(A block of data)
^^^^
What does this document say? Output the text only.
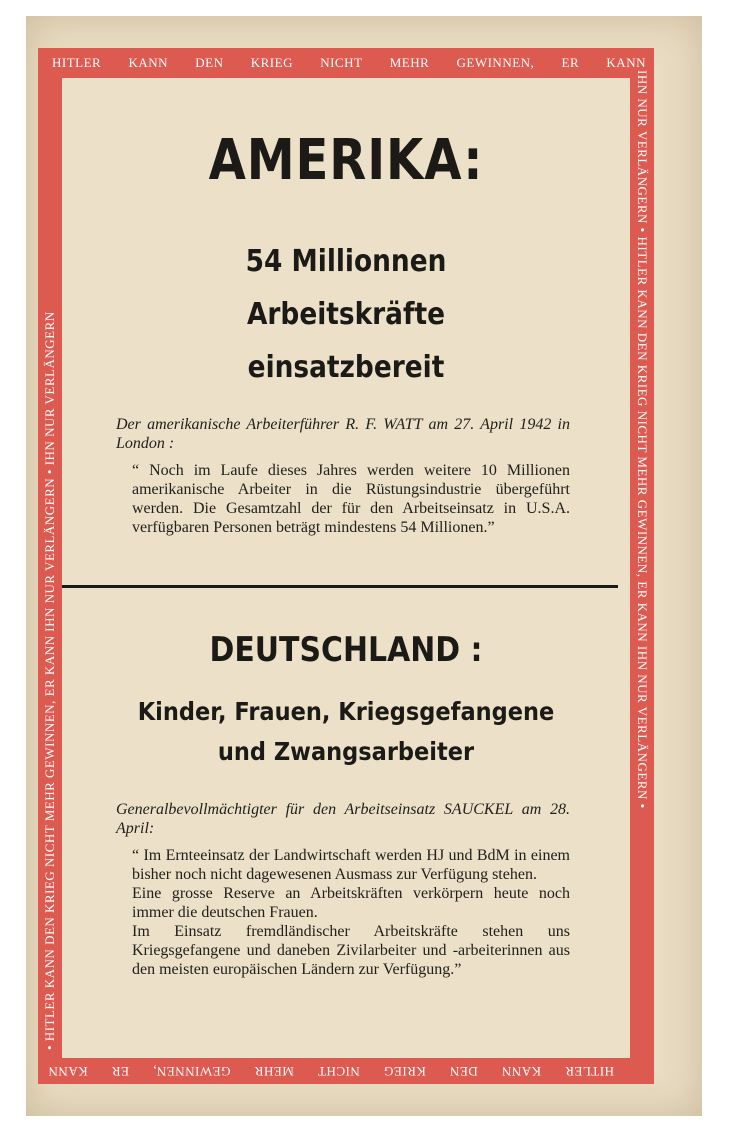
HITLER KANN DEN KRIEG NICHT MEHR GEWINNEN, ER KANN
IHN NUR VERLÄNGERN • HITLER KANN DEN KRIEG NICHT MEHR GEWINNEN, ER KANN IHN NUR VERLÄNGERN •
• HITLER KANN DEN KRIEG NICHT MEHR GEWINNEN, ER KANN IHN NUR VERLÄNGERN • IHN NUR VERLÄNGERN
HITLER
KANN
DEN
KRIEG
NICHT
MEHR
GEWINNEN,
ER
KANN
AMERIKA:
54 Millionnen
Arbeitskräfte
einsatzbereit
Der amerikanische Arbeiterführer R. F. WATT am 27. April 1942 in London :
“ Noch im Laufe dieses Jahres werden weitere 10 Millionen amerikanische Arbeiter in die Rüstungsindustrie übergeführt werden. Die Gesamtzahl der für den Arbeitseinsatz in U.S.A. verfügbaren Personen beträgt mindestens 54 Millionen.”
DEUTSCHLAND :
Kinder, Frauen, Kriegsgefangene
und Zwangsarbeiter
Generalbevollmächtigter für den Arbeitseinsatz SAUCKEL am 28. April:

“ Im Ernteeinsatz der Landwirtschaft werden HJ und BdM in einem bisher noch nicht dagewesenen Ausmass zur Verfügung stehen.

Eine grosse Reserve an Arbeitskräften verkörpern heute noch immer die deutschen Frauen.

Im Einsatz fremdländischer Arbeitskräfte stehen uns Kriegsgefangene und daneben Zivilarbeiter und -arbeiterinnen aus den meisten europäischen Ländern zur Verfügung.”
^^^^
### Requirement
Quote all of the entries word for word, omitting any pictures.

### Result
What does this document say? Output the text only.
HITLER KANN DEN KRIEG NICHT MEHR GEWINNEN, ER KANN
IHN NUR VERLÄNGERN • HITLER KANN DEN KRIEG NICHT MEHR GEWINNEN, ER KANN IHN NUR VERLÄNGERN •
• HITLER KANN DEN KRIEG NICHT MEHR GEWINNEN, ER KANN IHN NUR VERLÄNGERN • IHN NUR VERLÄNGERN
HITLER
KANN
DEN
KRIEG
NICHT
MEHR
GEWINNEN,
ER
KANN
AMERIKA:
54 Millionnen
Arbeitskräfte
einsatzbereit
Der amerikanische Arbeiterführer R. F. WATT am 27. April 1942 in London :
“ Noch im Laufe dieses Jahres werden weitere 10 Millionen amerikanische Arbeiter in die Rüstungsindustrie übergeführt werden. Die Gesamtzahl der für den Arbeitseinsatz in U.S.A. verfügbaren Personen beträgt mindestens 54 Millionen.”
DEUTSCHLAND :
Kinder, Frauen, Kriegsgefangene
und Zwangsarbeiter
Generalbevollmächtigter für den Arbeitseinsatz SAUCKEL am 28. April:

“ Im Ernteeinsatz der Landwirtschaft werden HJ und BdM in einem bisher noch nicht dagewesenen Ausmass zur Verfügung stehen.

Eine grosse Reserve an Arbeitskräften verkörpern heute noch immer die deutschen Frauen.

Im Einsatz fremdländischer Arbeitskräfte stehen uns Kriegsgefangene und daneben Zivilarbeiter und -arbeiterinnen aus den meisten europäischen Ländern zur Verfügung.”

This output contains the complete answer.